## TASK TO COMPLETE:
Please transcribe the data that follows without the pictures, keeping every word the same.

## LISTED RECORDS:
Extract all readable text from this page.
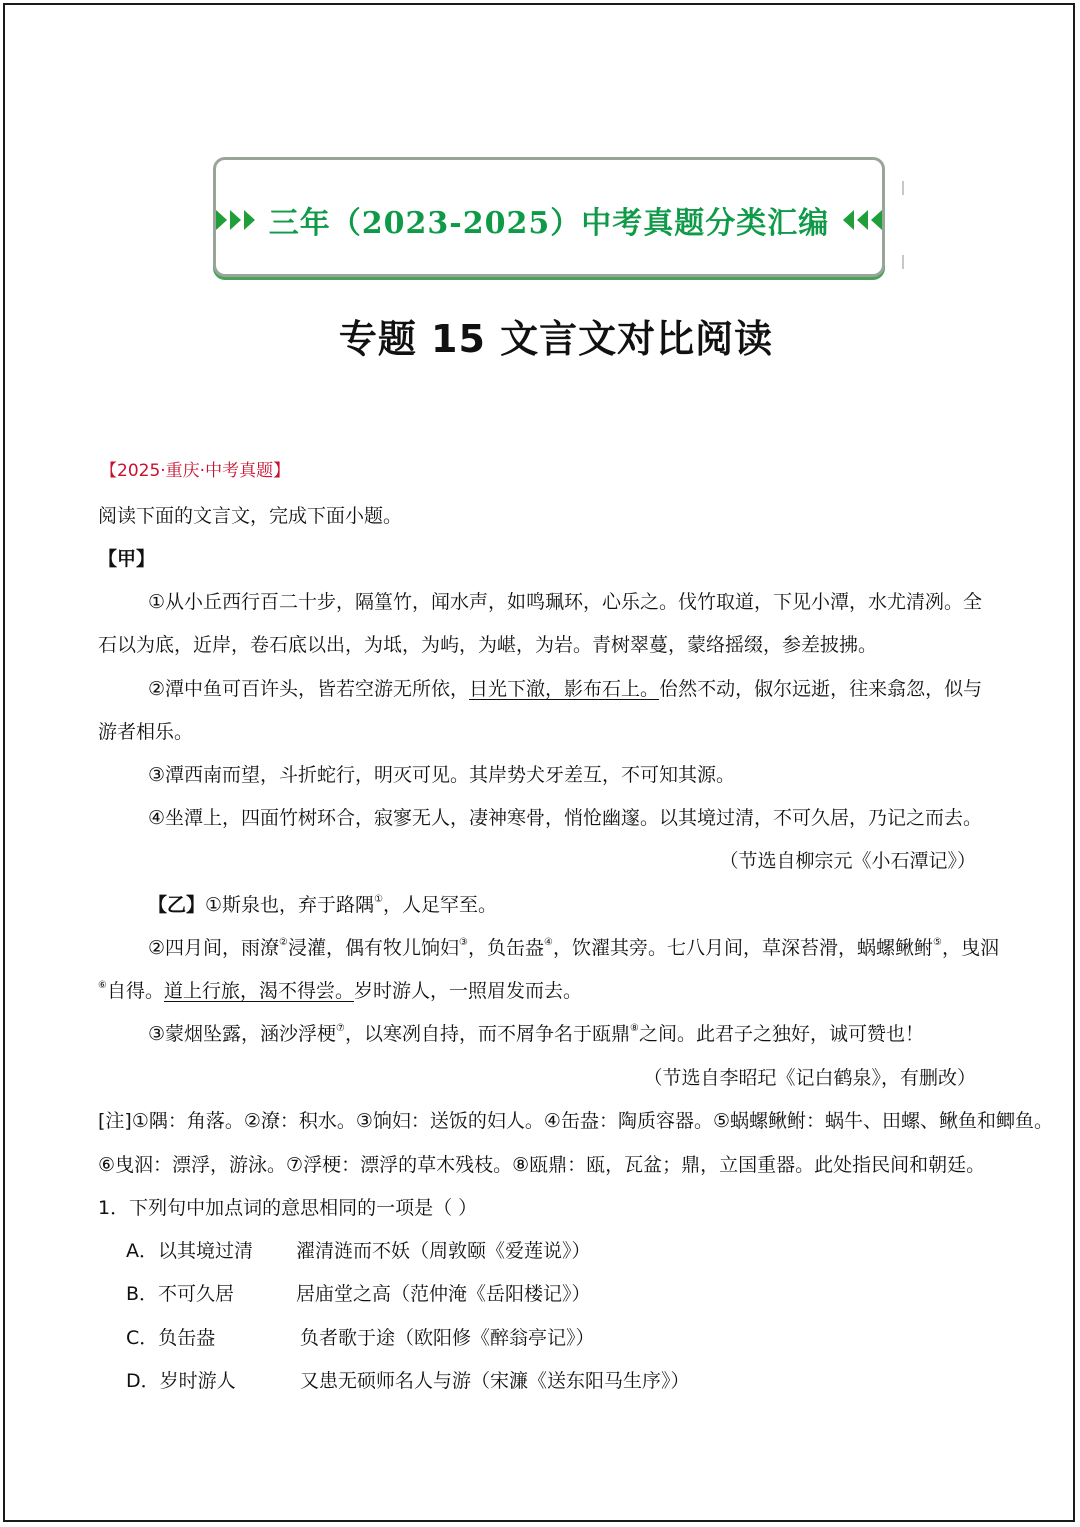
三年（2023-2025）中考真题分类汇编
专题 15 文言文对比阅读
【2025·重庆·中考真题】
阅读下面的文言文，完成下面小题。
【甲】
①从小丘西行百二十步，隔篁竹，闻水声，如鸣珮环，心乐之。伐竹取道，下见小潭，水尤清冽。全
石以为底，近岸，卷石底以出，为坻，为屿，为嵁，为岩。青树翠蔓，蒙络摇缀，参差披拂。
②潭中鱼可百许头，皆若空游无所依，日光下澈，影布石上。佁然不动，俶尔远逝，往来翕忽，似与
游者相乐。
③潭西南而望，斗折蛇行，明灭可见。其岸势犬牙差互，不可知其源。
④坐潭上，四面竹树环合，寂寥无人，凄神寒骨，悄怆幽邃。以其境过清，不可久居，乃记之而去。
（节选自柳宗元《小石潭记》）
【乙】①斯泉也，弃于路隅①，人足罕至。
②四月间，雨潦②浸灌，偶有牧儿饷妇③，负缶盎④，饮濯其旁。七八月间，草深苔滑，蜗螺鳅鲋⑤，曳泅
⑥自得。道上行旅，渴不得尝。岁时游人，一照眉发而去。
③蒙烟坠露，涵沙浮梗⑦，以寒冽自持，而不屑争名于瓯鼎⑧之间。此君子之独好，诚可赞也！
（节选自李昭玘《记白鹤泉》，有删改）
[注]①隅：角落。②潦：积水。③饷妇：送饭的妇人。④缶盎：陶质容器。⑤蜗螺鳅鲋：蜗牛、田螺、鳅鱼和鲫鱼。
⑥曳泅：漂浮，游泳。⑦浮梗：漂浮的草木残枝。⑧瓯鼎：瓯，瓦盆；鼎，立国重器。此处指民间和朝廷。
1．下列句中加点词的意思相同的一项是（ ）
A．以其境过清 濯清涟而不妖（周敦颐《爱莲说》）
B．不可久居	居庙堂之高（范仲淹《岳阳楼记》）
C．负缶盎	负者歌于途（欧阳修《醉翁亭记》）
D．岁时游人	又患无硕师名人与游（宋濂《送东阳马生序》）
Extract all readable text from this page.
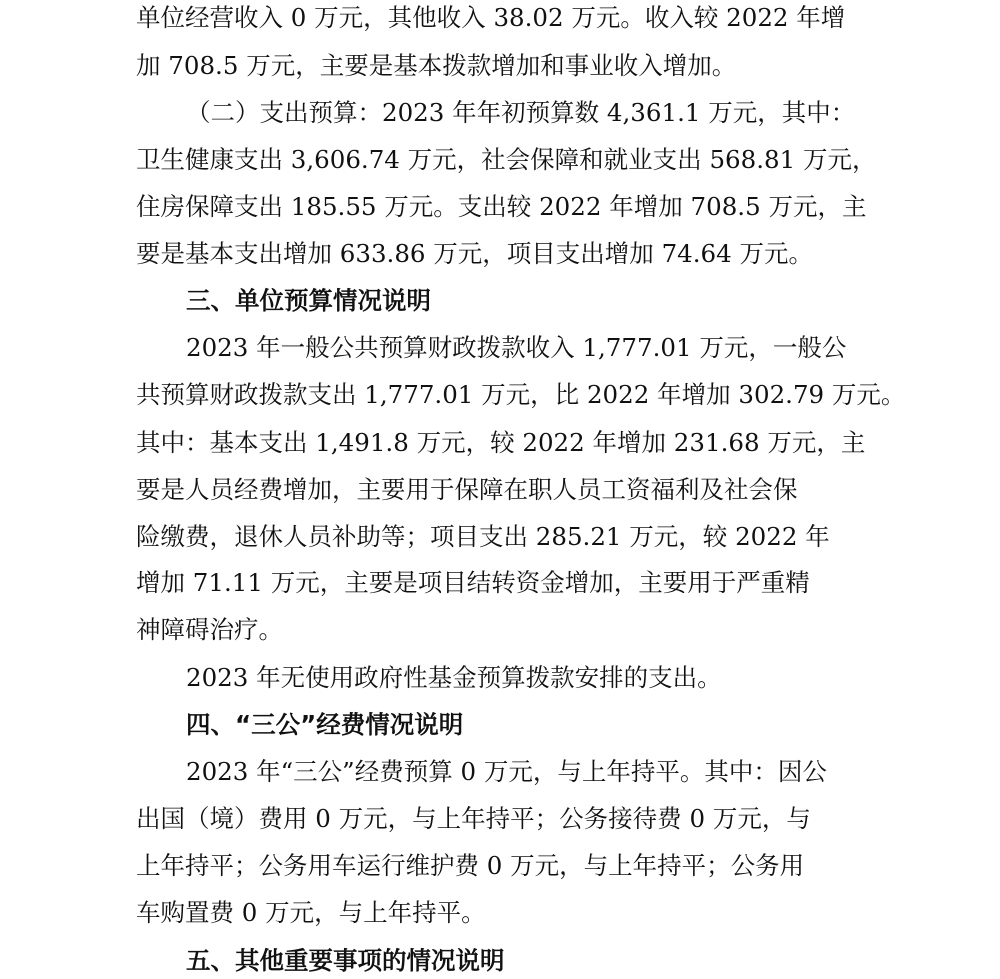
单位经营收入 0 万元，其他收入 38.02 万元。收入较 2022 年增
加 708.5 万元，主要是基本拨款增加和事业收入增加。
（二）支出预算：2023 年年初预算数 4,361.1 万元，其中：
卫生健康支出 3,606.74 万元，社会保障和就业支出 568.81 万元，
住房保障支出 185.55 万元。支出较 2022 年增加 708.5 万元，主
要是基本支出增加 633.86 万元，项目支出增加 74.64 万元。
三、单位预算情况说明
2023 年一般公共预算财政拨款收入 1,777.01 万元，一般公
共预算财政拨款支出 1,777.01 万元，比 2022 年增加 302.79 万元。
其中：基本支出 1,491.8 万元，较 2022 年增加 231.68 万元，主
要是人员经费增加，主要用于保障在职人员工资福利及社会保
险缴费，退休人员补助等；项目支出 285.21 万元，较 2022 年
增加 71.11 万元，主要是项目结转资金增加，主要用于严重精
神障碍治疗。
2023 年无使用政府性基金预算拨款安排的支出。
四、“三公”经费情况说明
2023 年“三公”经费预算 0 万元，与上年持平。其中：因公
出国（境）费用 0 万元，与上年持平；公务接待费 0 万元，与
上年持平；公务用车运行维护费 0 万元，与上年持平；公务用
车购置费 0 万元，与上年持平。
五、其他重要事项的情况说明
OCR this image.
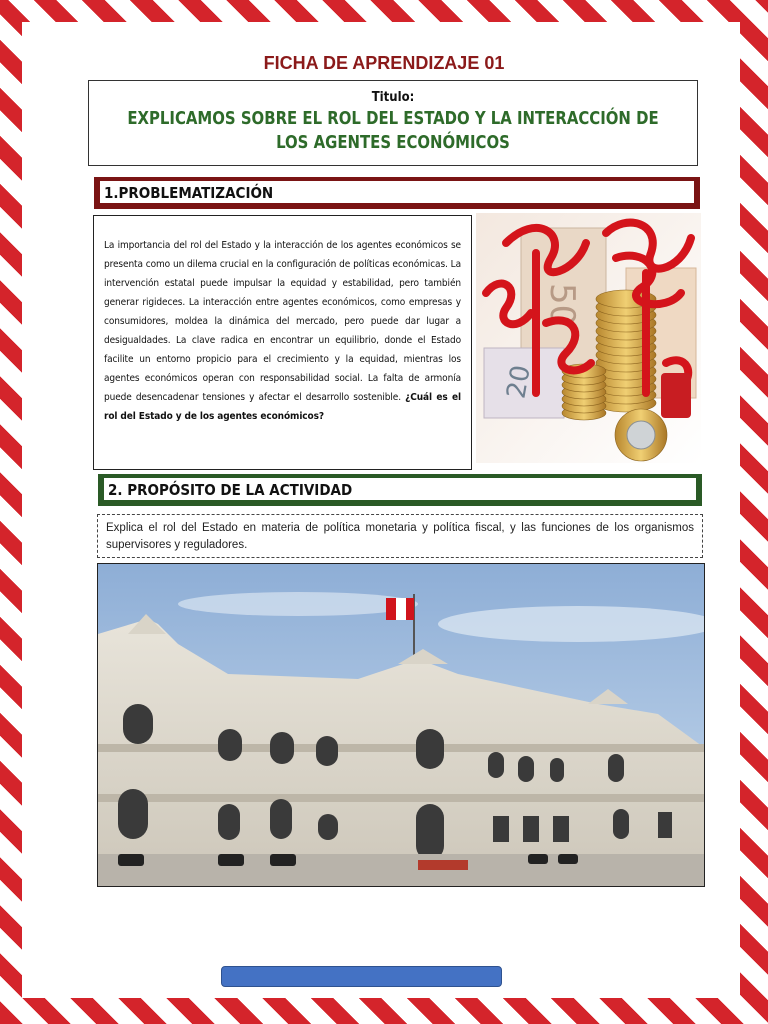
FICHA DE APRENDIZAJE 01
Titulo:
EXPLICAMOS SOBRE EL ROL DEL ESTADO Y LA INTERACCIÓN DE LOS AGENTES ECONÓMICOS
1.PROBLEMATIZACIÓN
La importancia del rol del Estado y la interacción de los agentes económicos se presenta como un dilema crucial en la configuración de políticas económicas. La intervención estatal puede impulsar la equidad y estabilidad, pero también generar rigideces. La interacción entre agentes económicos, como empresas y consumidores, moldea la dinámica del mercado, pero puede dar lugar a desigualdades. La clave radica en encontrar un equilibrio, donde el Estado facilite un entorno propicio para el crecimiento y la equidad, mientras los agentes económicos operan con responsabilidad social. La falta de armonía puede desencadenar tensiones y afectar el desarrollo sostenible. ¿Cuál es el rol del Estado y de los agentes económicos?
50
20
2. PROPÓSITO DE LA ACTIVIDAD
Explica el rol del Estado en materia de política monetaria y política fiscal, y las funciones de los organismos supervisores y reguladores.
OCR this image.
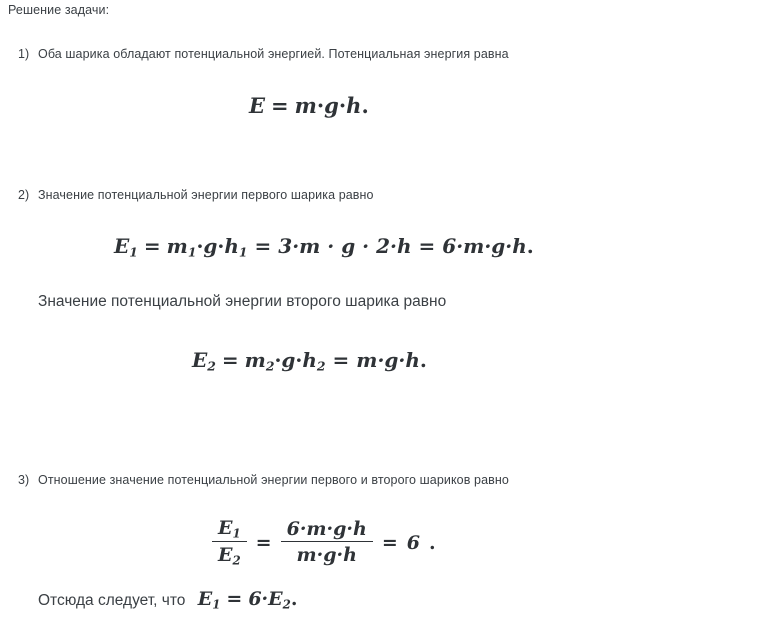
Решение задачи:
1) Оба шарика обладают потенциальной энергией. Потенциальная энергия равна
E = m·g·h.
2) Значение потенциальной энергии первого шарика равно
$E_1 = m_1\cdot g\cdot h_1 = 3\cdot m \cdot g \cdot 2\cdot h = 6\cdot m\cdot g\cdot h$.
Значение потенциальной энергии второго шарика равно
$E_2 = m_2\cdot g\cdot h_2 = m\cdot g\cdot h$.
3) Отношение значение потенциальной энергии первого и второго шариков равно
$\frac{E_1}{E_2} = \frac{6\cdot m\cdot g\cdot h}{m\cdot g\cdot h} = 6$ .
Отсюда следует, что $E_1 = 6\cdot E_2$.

## SOLUTION FOR THIS TASK:
Extract all readable text from this page.
三年（2023-2025）中考真题分类汇编
专题 15 文言文对比阅读
【2025·重庆·中考真题】
阅读下面的文言文，完成下面小题。
【甲】
①从小丘西行百二十步，隔篁竹，闻水声，如鸣珮环，心乐之。伐竹取道，下见小潭，水尤清冽。全
石以为底，近岸，卷石底以出，为坻，为屿，为嵁，为岩。青树翠蔓，蒙络摇缀，参差披拂。
②潭中鱼可百许头，皆若空游无所依，日光下澈，影布石上。佁然不动，俶尔远逝，往来翕忽，似与
游者相乐。
③潭西南而望，斗折蛇行，明灭可见。其岸势犬牙差互，不可知其源。
④坐潭上，四面竹树环合，寂寥无人，凄神寒骨，悄怆幽邃。以其境过清，不可久居，乃记之而去。
（节选自柳宗元《小石潭记》）
【乙】①斯泉也，弃于路隅①，人足罕至。
②四月间，雨潦②浸灌，偶有牧儿饷妇③，负缶盎④，饮濯其旁。七八月间，草深苔滑，蜗螺鳅鲋⑤，曳泅
⑥自得。道上行旅，渴不得尝。岁时游人，一照眉发而去。
③蒙烟坠露，涵沙浮梗⑦，以寒冽自持，而不屑争名于瓯鼎⑧之间。此君子之独好，诚可赞也！
（节选自李昭玘《记白鹤泉》，有删改）
[注]①隅：角落。②潦：积水。③饷妇：送饭的妇人。④缶盎：陶质容器。⑤蜗螺鳅鲋：蜗牛、田螺、鳅鱼和鲫鱼。
⑥曳泅：漂浮，游泳。⑦浮梗：漂浮的草木残枝。⑧瓯鼎：瓯，瓦盆；鼎，立国重器。此处指民间和朝廷。
1．下列句中加点词的意思相同的一项是（ ）
A．以其境过清 濯清涟而不妖（周敦颐《爱莲说》）
B．不可久居	居庙堂之高（范仲淹《岳阳楼记》）
C．负缶盎	负者歌于途（欧阳修《醉翁亭记》）
D．岁时游人	又患无硕师名人与游（宋濂《送东阳马生序》）
Extract all readable text from this page.
单位经营收入 0 万元，其他收入 38.02 万元。收入较 2022 年增
加 708.5 万元，主要是基本拨款增加和事业收入增加。
（二）支出预算：2023 年年初预算数 4,361.1 万元，其中：
卫生健康支出 3,606.74 万元，社会保障和就业支出 568.81 万元，
住房保障支出 185.55 万元。支出较 2022 年增加 708.5 万元，主
要是基本支出增加 633.86 万元，项目支出增加 74.64 万元。
三、单位预算情况说明
2023 年一般公共预算财政拨款收入 1,777.01 万元，一般公
共预算财政拨款支出 1,777.01 万元，比 2022 年增加 302.79 万元。
其中：基本支出 1,491.8 万元，较 2022 年增加 231.68 万元，主
要是人员经费增加，主要用于保障在职人员工资福利及社会保
险缴费，退休人员补助等；项目支出 285.21 万元，较 2022 年
增加 71.11 万元，主要是项目结转资金增加，主要用于严重精
神障碍治疗。
2023 年无使用政府性基金预算拨款安排的支出。
四、“三公”经费情况说明
2023 年“三公”经费预算 0 万元，与上年持平。其中：因公
出国（境）费用 0 万元，与上年持平；公务接待费 0 万元，与
上年持平；公务用车运行维护费 0 万元，与上年持平；公务用
车购置费 0 万元，与上年持平。
五、其他重要事项的情况说明
OCR this image.
FICHA DE APRENDIZAJE 01
Titulo:
EXPLICAMOS SOBRE EL ROL DEL ESTADO Y LA INTERACCIÓN DE LOS AGENTES ECONÓMICOS
1.PROBLEMATIZACIÓN
La importancia del rol del Estado y la interacción de los agentes económicos se presenta como un dilema crucial en la configuración de políticas económicas. La intervención estatal puede impulsar la equidad y estabilidad, pero también generar rigideces. La interacción entre agentes económicos, como empresas y consumidores, moldea la dinámica del mercado, pero puede dar lugar a desigualdades. La clave radica en encontrar un equilibrio, donde el Estado facilite un entorno propicio para el crecimiento y la equidad, mientras los agentes económicos operan con responsabilidad social. La falta de armonía puede desencadenar tensiones y afectar el desarrollo sostenible. ¿Cuál es el rol del Estado y de los agentes económicos?
50
20
2. PROPÓSITO DE LA ACTIVIDAD
Explica el rol del Estado en materia de política monetaria y política fiscal, y las funciones de los organismos supervisores y reguladores.
OCR this image.
Решение задачи:
1) Оба шарика обладают потенциальной энергией. Потенциальная энергия равна
E = m·g·h.
2) Значение потенциальной энергии первого шарика равно
$E_1 = m_1\cdot g\cdot h_1 = 3\cdot m \cdot g \cdot 2\cdot h = 6\cdot m\cdot g\cdot h$.
Значение потенциальной энергии второго шарика равно
$E_2 = m_2\cdot g\cdot h_2 = m\cdot g\cdot h$.
3) Отношение значение потенциальной энергии первого и второго шариков равно
$\frac{E_1}{E_2} = \frac{6\cdot m\cdot g\cdot h}{m\cdot g\cdot h} = 6$ .
Отсюда следует, что $E_1 = 6\cdot E_2$.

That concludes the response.